------ Records provided
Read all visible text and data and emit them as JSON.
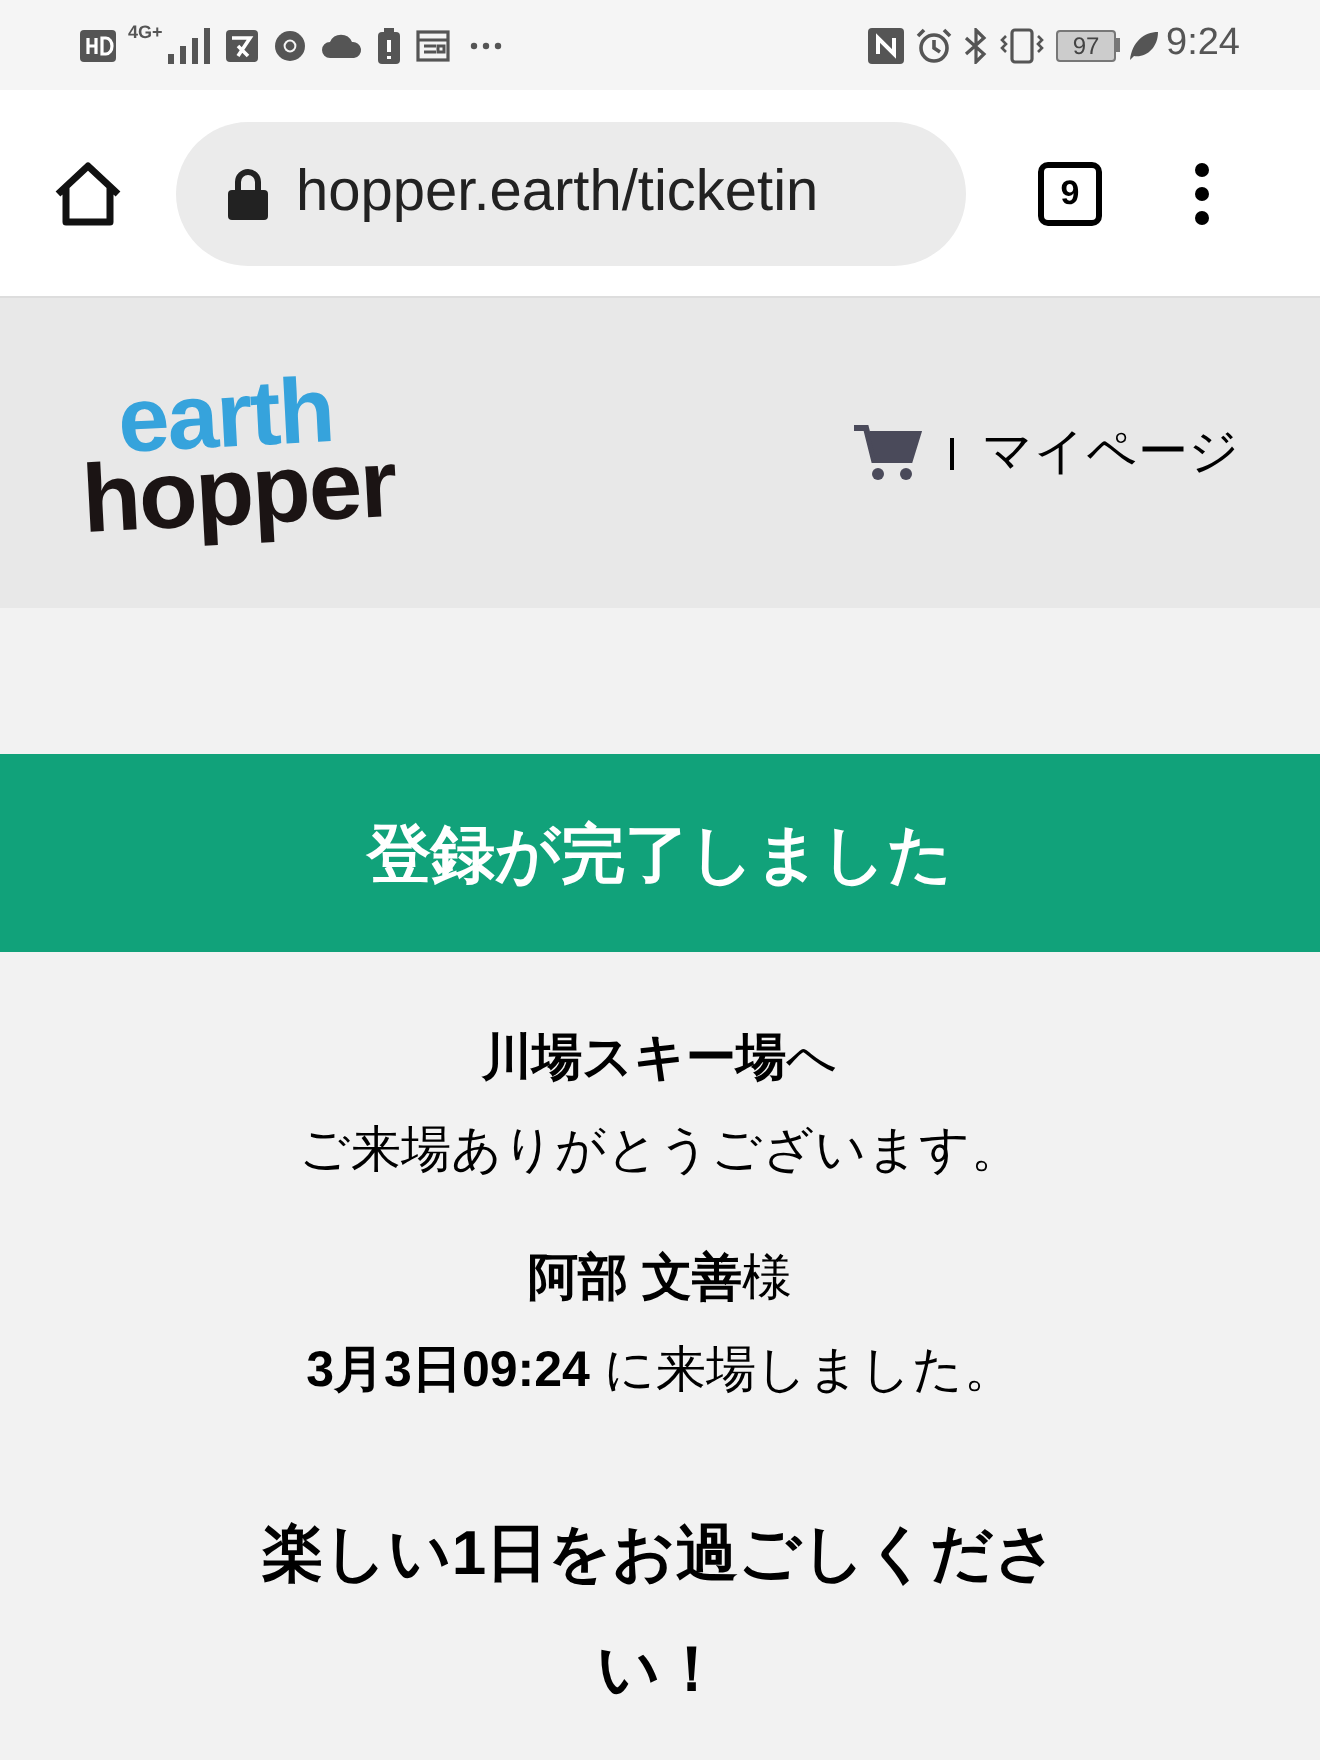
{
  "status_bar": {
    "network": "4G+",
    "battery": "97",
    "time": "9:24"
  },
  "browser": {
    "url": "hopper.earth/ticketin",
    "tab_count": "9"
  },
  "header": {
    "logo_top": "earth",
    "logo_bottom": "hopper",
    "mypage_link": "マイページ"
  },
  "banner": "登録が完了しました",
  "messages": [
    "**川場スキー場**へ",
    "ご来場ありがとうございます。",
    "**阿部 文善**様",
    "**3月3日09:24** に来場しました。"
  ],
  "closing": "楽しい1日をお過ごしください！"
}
------------
* Task to carry out *
Go through the entries above and print each one exactly, minus the pictures.

* Response *
Read all visible text and data and emit them as JSON.
{
  "status_bar": {
    "network": "4G+",
    "battery": "97",
    "time": "9:24"
  },
  "browser": {
    "url": "hopper.earth/ticketin",
    "tab_count": "9"
  },
  "header": {
    "logo_top": "earth",
    "logo_bottom": "hopper",
    "mypage_link": "マイページ"
  },
  "banner": "登録が完了しました",
  "messages": [
    "**川場スキー場**へ",
    "ご来場ありがとうございます。",
    "**阿部 文善**様",
    "**3月3日09:24** に来場しました。"
  ],
  "closing": "楽しい1日をお過ごしください！"
}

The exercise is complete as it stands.